Locate and copy each line in the data that contains the word "weeks".

INFORMATION Start Marker

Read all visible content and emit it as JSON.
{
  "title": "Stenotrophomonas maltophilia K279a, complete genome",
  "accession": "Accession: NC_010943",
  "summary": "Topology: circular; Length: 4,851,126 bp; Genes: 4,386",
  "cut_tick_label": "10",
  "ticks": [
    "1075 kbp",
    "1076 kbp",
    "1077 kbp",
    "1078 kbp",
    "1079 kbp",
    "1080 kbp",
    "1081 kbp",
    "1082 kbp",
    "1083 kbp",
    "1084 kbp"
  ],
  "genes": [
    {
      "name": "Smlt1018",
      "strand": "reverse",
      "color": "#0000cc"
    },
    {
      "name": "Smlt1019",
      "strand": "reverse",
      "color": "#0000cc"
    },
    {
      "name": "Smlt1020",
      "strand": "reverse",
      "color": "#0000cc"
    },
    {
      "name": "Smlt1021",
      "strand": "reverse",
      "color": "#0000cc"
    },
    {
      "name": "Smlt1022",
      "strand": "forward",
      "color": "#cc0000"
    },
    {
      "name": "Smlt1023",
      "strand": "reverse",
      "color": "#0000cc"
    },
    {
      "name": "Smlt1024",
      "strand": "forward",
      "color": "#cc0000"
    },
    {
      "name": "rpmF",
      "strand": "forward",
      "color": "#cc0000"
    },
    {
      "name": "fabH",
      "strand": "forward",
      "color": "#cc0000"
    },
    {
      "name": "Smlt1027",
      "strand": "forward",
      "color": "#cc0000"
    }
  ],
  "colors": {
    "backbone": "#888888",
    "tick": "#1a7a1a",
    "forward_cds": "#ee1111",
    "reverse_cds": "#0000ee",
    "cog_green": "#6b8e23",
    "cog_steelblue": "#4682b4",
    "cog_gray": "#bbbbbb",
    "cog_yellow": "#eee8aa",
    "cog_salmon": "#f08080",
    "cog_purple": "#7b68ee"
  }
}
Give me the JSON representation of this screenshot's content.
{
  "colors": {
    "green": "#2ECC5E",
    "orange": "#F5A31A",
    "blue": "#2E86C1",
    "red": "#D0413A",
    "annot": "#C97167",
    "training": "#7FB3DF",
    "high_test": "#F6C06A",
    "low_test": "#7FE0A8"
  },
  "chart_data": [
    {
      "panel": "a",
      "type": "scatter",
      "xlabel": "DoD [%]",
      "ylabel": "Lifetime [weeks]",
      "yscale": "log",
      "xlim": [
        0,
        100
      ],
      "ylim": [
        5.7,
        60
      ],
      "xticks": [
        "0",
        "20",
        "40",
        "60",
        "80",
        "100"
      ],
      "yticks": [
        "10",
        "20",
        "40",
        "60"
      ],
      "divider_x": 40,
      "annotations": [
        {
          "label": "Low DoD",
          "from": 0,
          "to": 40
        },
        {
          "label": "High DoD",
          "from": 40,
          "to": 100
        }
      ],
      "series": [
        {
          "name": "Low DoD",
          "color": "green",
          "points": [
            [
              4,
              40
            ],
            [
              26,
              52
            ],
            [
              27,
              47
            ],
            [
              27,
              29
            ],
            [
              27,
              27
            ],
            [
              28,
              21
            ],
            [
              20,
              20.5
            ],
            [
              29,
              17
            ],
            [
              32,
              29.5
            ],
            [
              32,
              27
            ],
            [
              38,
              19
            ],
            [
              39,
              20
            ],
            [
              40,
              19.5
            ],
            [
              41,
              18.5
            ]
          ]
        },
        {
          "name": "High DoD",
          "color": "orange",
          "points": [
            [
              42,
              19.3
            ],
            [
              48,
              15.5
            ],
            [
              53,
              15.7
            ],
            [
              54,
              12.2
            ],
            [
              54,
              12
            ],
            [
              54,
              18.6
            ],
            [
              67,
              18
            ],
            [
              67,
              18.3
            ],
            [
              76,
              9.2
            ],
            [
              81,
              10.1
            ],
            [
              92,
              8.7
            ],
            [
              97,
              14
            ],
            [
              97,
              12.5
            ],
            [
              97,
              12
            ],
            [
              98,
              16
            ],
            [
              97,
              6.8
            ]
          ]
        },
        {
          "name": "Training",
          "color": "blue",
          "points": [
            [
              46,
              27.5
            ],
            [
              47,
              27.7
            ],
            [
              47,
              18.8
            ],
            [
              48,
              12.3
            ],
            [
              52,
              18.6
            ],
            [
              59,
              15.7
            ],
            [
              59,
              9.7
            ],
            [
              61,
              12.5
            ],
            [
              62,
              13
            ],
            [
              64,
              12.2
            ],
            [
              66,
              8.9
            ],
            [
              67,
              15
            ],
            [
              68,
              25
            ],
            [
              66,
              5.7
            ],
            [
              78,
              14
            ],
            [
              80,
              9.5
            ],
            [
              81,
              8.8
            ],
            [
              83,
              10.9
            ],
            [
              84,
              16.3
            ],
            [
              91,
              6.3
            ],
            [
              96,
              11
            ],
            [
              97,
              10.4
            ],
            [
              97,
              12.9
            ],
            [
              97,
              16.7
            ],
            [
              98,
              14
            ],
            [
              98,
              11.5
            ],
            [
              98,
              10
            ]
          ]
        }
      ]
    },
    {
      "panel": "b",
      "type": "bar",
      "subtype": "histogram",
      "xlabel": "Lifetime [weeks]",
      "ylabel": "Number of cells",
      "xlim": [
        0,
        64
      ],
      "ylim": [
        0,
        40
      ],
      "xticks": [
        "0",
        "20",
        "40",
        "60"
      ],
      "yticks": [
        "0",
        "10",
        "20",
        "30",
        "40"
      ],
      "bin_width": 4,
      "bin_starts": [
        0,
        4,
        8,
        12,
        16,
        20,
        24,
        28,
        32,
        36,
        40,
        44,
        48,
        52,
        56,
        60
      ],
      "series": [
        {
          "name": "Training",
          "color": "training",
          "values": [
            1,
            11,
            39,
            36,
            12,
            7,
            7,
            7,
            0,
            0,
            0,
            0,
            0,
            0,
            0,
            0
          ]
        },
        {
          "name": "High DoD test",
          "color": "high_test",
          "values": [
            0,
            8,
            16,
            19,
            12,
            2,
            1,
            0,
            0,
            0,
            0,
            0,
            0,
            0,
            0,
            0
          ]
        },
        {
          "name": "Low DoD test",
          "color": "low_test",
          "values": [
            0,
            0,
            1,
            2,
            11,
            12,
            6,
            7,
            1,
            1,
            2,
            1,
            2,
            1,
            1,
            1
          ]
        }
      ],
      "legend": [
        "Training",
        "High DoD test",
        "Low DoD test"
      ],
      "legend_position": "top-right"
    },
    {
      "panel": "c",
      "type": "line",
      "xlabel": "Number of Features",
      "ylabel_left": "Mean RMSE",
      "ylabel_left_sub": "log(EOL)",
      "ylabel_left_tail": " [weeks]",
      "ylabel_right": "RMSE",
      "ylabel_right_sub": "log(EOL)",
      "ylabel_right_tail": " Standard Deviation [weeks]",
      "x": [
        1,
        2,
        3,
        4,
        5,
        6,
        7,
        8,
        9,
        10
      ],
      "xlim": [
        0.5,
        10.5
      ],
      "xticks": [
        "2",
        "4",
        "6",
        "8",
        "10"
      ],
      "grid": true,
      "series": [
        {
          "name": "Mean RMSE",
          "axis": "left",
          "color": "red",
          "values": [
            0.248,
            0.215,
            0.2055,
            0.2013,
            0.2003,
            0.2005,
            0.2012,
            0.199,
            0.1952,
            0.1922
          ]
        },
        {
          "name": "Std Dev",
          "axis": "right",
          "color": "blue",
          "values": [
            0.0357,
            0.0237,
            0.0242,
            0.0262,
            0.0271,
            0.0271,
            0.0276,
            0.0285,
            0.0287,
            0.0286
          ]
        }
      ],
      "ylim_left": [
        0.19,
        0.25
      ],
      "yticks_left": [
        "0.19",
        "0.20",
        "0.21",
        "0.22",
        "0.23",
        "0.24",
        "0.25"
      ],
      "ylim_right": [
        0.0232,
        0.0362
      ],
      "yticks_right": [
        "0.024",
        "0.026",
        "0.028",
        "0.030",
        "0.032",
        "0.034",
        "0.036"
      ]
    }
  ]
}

INFORMATION End Marker

◆ ANSWER TO THIS TASK:
      "ylabel": "Lifetime [weeks]",
      "xlabel": "Lifetime [weeks]",
      "ylabel_left_tail": " [weeks]",
      "ylabel_right_tail": " Standard Deviation [weeks]",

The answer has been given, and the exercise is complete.